Your instructions =
Check each line of the material below for the string "title", then report how many lines have it, and nothing else.

Stored data =
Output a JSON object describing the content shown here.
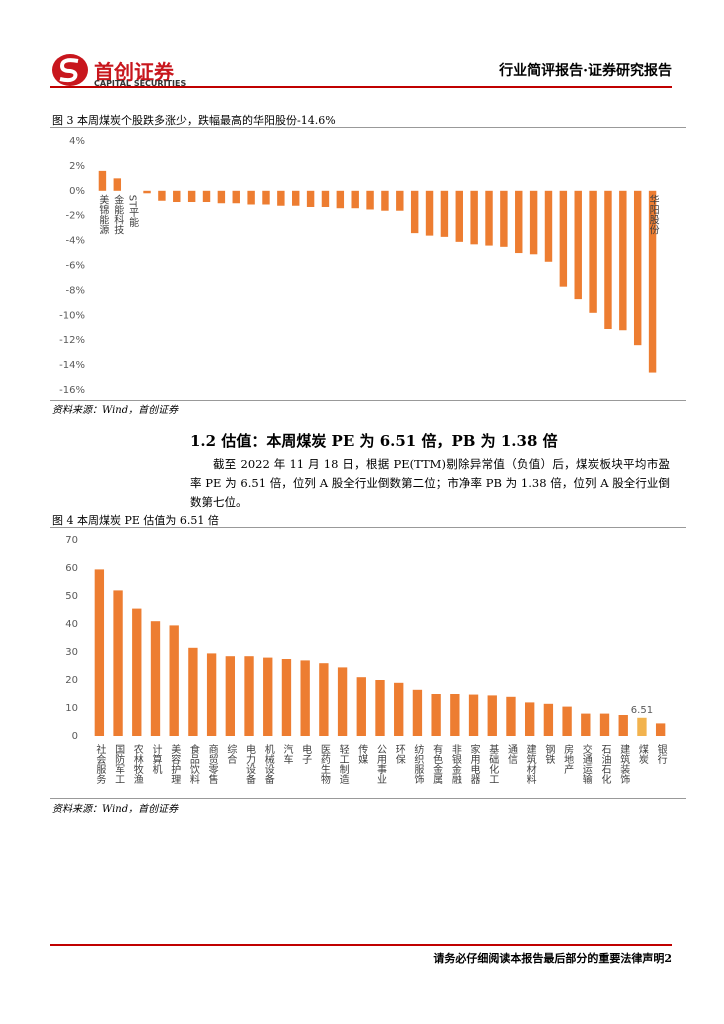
{
  "header": {
    "logo_cn": "首创证券",
    "logo_en": "CAPITAL SECURITIES",
    "report_type": "行业简评报告·证券研究报告"
  },
  "figure3": {
    "caption": "图 3 本周煤炭个股跌多涨少，跌幅最高的华阳股份-14.6%",
    "source": "资料来源：Wind，首创证券"
  },
  "section": {
    "heading": "1.2 估值：本周煤炭 PE 为 6.51 倍，PB 为 1.38 倍",
    "paragraph": "截至 2022 年 11 月 18 日，根据 PE(TTM)剔除异常值（负值）后，煤炭板块平均市盈率 PE 为 6.51 倍，位列 A 股全行业倒数第二位；市净率 PB 为 1.38 倍，位列 A 股全行业倒数第七位。"
  },
  "figure4": {
    "caption": "图 4 本周煤炭 PE 估值为 6.51 倍",
    "source": "资料来源：Wind，首创证券"
  },
  "footer": {
    "text": "请务必仔细阅读本报告最后部分的重要法律声明2"
  },
  "chart_data": [
    {
      "type": "bar",
      "color": "#ED7D31",
      "categories": [
        "美锦能源",
        "金能科技",
        "ST平能",
        null,
        null,
        null,
        null,
        null,
        null,
        null,
        null,
        null,
        null,
        null,
        null,
        null,
        null,
        null,
        null,
        null,
        null,
        null,
        null,
        null,
        null,
        null,
        null,
        null,
        null,
        null,
        null,
        null,
        null,
        null,
        null,
        null,
        null,
        "华阳股份"
      ],
      "values": [
        1.6,
        1.0,
        0,
        -0.2,
        -0.8,
        -0.9,
        -0.9,
        -0.9,
        -1.0,
        -1.0,
        -1.1,
        -1.1,
        -1.2,
        -1.2,
        -1.3,
        -1.3,
        -1.4,
        -1.4,
        -1.5,
        -1.6,
        -1.6,
        -3.4,
        -3.6,
        -3.7,
        -4.1,
        -4.3,
        -4.4,
        -4.5,
        -5.0,
        -5.1,
        -5.7,
        -7.7,
        -8.7,
        -9.8,
        -11.1,
        -11.2,
        -12.4,
        -14.6
      ],
      "ylim": [
        -16,
        4
      ],
      "yticks": [
        {
          "value": 4,
          "label": "4%"
        },
        {
          "value": 2,
          "label": "2%"
        },
        {
          "value": 0,
          "label": "0%"
        },
        {
          "value": -2,
          "label": "-2%"
        },
        {
          "value": -4,
          "label": "-4%"
        },
        {
          "value": -6,
          "label": "-6%"
        },
        {
          "value": -8,
          "label": "-8%"
        },
        {
          "value": -10,
          "label": "-10%"
        },
        {
          "value": -12,
          "label": "-12%"
        },
        {
          "value": -14,
          "label": "-14%"
        },
        {
          "value": -16,
          "label": "-16%"
        }
      ]
    },
    {
      "type": "bar",
      "categories": [
        "社会服务",
        "国防军工",
        "农林牧渔",
        "计算机",
        "美容护理",
        "食品饮料",
        "商贸零售",
        "综合",
        "电力设备",
        "机械设备",
        "汽车",
        "电子",
        "医药生物",
        "轻工制造",
        "传媒",
        "公用事业",
        "环保",
        "纺织服饰",
        "有色金属",
        "非银金融",
        "家用电器",
        "基础化工",
        "通信",
        "建筑材料",
        "钢铁",
        "房地产",
        "交通运输",
        "石油石化",
        "建筑装饰",
        "煤炭",
        "银行"
      ],
      "values": [
        59.5,
        52,
        45.5,
        41,
        39.5,
        31.5,
        29.5,
        28.5,
        28.5,
        28,
        27.5,
        27,
        26,
        24.5,
        21,
        20,
        19,
        16.5,
        15,
        15,
        14.8,
        14.5,
        14,
        12,
        11.5,
        10.5,
        8,
        8,
        7.5,
        6.51,
        4.5
      ],
      "colors": [
        "#ED7D31",
        "#ED7D31",
        "#ED7D31",
        "#ED7D31",
        "#ED7D31",
        "#ED7D31",
        "#ED7D31",
        "#ED7D31",
        "#ED7D31",
        "#ED7D31",
        "#ED7D31",
        "#ED7D31",
        "#ED7D31",
        "#ED7D31",
        "#ED7D31",
        "#ED7D31",
        "#ED7D31",
        "#ED7D31",
        "#ED7D31",
        "#ED7D31",
        "#ED7D31",
        "#ED7D31",
        "#ED7D31",
        "#ED7D31",
        "#ED7D31",
        "#ED7D31",
        "#ED7D31",
        "#ED7D31",
        "#ED7D31",
        "#F2B34E",
        "#ED7D31"
      ],
      "value_labels": [
        null,
        null,
        null,
        null,
        null,
        null,
        null,
        null,
        null,
        null,
        null,
        null,
        null,
        null,
        null,
        null,
        null,
        null,
        null,
        null,
        null,
        null,
        null,
        null,
        null,
        null,
        null,
        null,
        null,
        "6.51",
        null
      ],
      "ylim": [
        0,
        70
      ],
      "yticks": [
        0,
        10,
        20,
        30,
        40,
        50,
        60,
        70
      ]
    }
  ]
}
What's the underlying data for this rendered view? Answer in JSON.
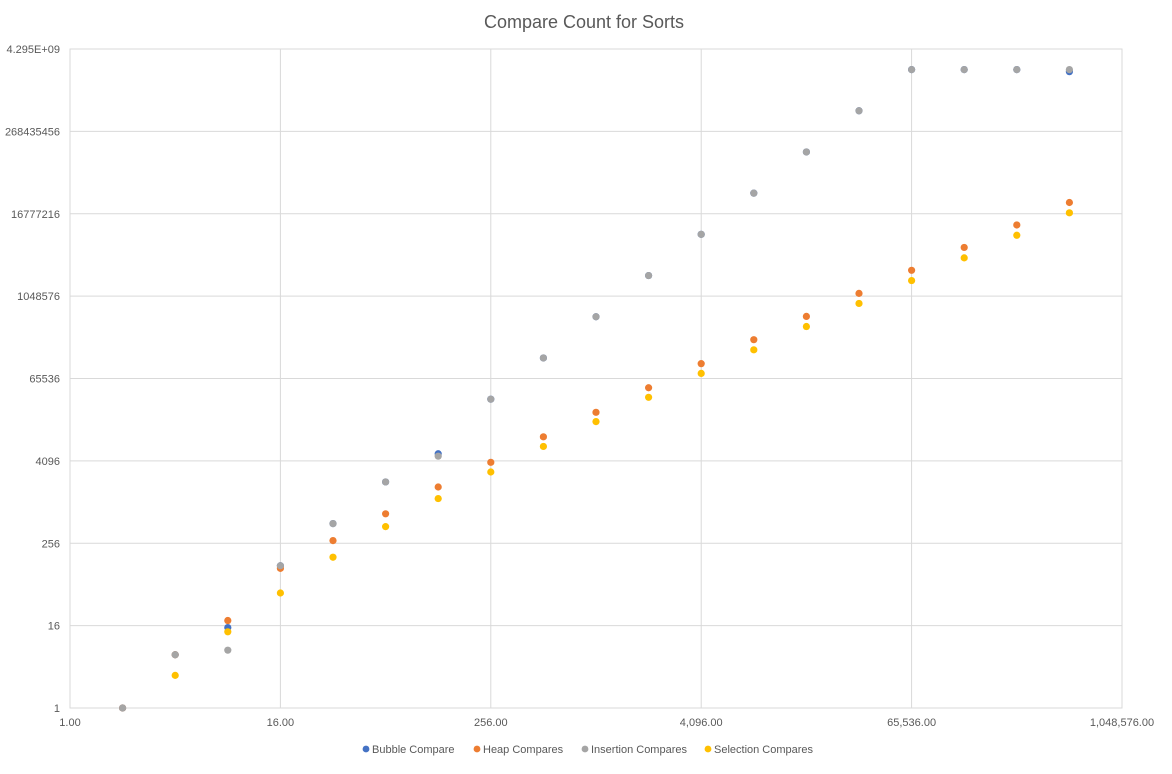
{
  "chart_data": {
    "type": "scatter",
    "title": "Compare Count for Sorts",
    "xlabel": "",
    "ylabel": "",
    "x_scale": "log2",
    "y_scale": "log2",
    "xlim": [
      1,
      1048576
    ],
    "ylim": [
      1,
      4294967296
    ],
    "x_ticks": [
      {
        "value": 1,
        "label": "1.00"
      },
      {
        "value": 16,
        "label": "16.00"
      },
      {
        "value": 256,
        "label": "256.00"
      },
      {
        "value": 4096,
        "label": "4,096.00"
      },
      {
        "value": 65536,
        "label": "65,536.00"
      },
      {
        "value": 1048576,
        "label": "1,048,576.00"
      }
    ],
    "y_ticks": [
      {
        "value": 1,
        "label": "1"
      },
      {
        "value": 16,
        "label": "16"
      },
      {
        "value": 256,
        "label": "256"
      },
      {
        "value": 4096,
        "label": "4096"
      },
      {
        "value": 65536,
        "label": "65536"
      },
      {
        "value": 1048576,
        "label": "1048576"
      },
      {
        "value": 16777216,
        "label": "16777216"
      },
      {
        "value": 268435456,
        "label": "268435456"
      },
      {
        "value": 4294967296,
        "label": "4.295E+09"
      }
    ],
    "grid": true,
    "legend_position": "bottom",
    "series": [
      {
        "name": "Bubble Compare",
        "color": "#4472c4",
        "points": [
          [
            2,
            1
          ],
          [
            4,
            6
          ],
          [
            8,
            15
          ],
          [
            16,
            120
          ],
          [
            32,
            496
          ],
          [
            64,
            2016
          ],
          [
            128,
            5200
          ],
          [
            256,
            32640
          ],
          [
            512,
            130816
          ],
          [
            1024,
            523776
          ],
          [
            2048,
            2096128
          ],
          [
            4096,
            8386560
          ],
          [
            8192,
            33550336
          ],
          [
            16384,
            134209536
          ],
          [
            32768,
            536854528
          ],
          [
            65536,
            2147450880
          ],
          [
            131072,
            2147483647
          ],
          [
            262144,
            2147483647
          ],
          [
            524288,
            2000000000
          ]
        ]
      },
      {
        "name": "Heap Compares",
        "color": "#ed7d31",
        "points": [
          [
            2,
            1
          ],
          [
            4,
            6
          ],
          [
            8,
            19
          ],
          [
            16,
            110
          ],
          [
            32,
            280
          ],
          [
            64,
            690
          ],
          [
            128,
            1700
          ],
          [
            256,
            3900
          ],
          [
            512,
            9200
          ],
          [
            1024,
            21000
          ],
          [
            2048,
            48000
          ],
          [
            4096,
            108000
          ],
          [
            8192,
            242000
          ],
          [
            16384,
            530000
          ],
          [
            32768,
            1150000
          ],
          [
            65536,
            2500000
          ],
          [
            131072,
            5400000
          ],
          [
            262144,
            11500000
          ],
          [
            524288,
            24500000
          ]
        ]
      },
      {
        "name": "Insertion Compares",
        "color": "#a5a5a5",
        "points": [
          [
            2,
            1
          ],
          [
            4,
            6
          ],
          [
            8,
            7
          ],
          [
            16,
            120
          ],
          [
            32,
            496
          ],
          [
            64,
            2016
          ],
          [
            128,
            4800
          ],
          [
            256,
            32640
          ],
          [
            512,
            130816
          ],
          [
            1024,
            523776
          ],
          [
            2048,
            2096128
          ],
          [
            4096,
            8386560
          ],
          [
            8192,
            33550336
          ],
          [
            16384,
            134209536
          ],
          [
            32768,
            536854528
          ],
          [
            65536,
            2147450880
          ],
          [
            131072,
            2147483647
          ],
          [
            262144,
            2147483647
          ],
          [
            524288,
            2147483647
          ]
        ]
      },
      {
        "name": "Selection Compares",
        "color": "#ffc000",
        "points": [
          [
            4,
            3
          ],
          [
            8,
            13
          ],
          [
            16,
            48
          ],
          [
            32,
            160
          ],
          [
            64,
            448
          ],
          [
            128,
            1152
          ],
          [
            256,
            2816
          ],
          [
            512,
            6656
          ],
          [
            1024,
            15360
          ],
          [
            2048,
            34816
          ],
          [
            4096,
            77824
          ],
          [
            8192,
            172032
          ],
          [
            16384,
            376832
          ],
          [
            32768,
            819200
          ],
          [
            65536,
            1769472
          ],
          [
            131072,
            3801088
          ],
          [
            262144,
            8126464
          ],
          [
            524288,
            17301504
          ]
        ]
      }
    ]
  }
}
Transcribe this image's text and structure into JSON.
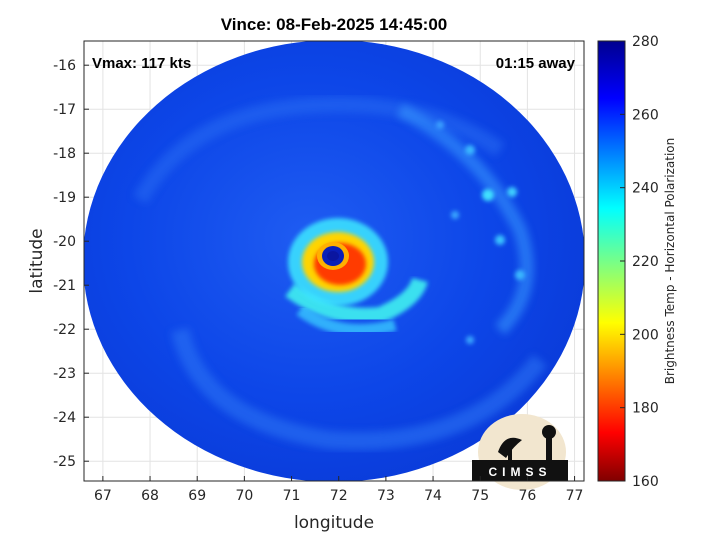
{
  "chart_data": {
    "type": "heatmap",
    "title": "Vince: 08-Feb-2025 14:45:00",
    "annotation_left": "Vmax: 117 kts",
    "annotation_right": "01:15 away",
    "xlabel": "longitude",
    "ylabel": "latitude",
    "xlim": [
      66.6,
      77.2
    ],
    "ylim": [
      -25.45,
      -15.45
    ],
    "x_ticks": [
      "67",
      "68",
      "69",
      "70",
      "71",
      "72",
      "73",
      "74",
      "75",
      "76",
      "77"
    ],
    "y_ticks": [
      "-16",
      "-17",
      "-18",
      "-19",
      "-20",
      "-21",
      "-22",
      "-23",
      "-24",
      "-25"
    ],
    "grid": true,
    "colorbar": {
      "label": "Brightness Temp - Horizontal Polarization",
      "range": [
        160,
        280
      ],
      "ticks": [
        "280",
        "260",
        "240",
        "220",
        "200",
        "180",
        "160"
      ],
      "colormap": "jet"
    },
    "storm_center": {
      "lon": 72.0,
      "lat": -20.6
    },
    "logo_text": "CIMSS",
    "colors": {
      "swath_background": "#0b45e6",
      "eyewall": "#ff3a00",
      "outer_band": "#40f0ff"
    }
  }
}
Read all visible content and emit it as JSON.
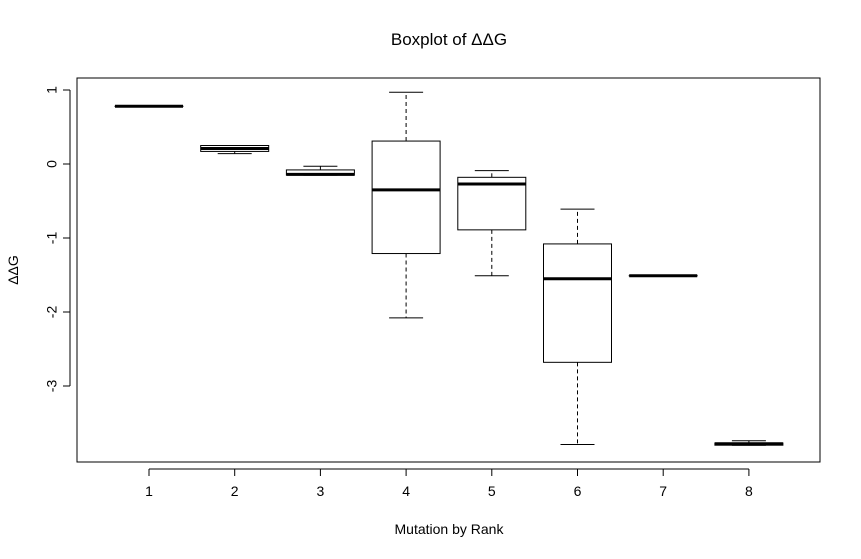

Complete response =
2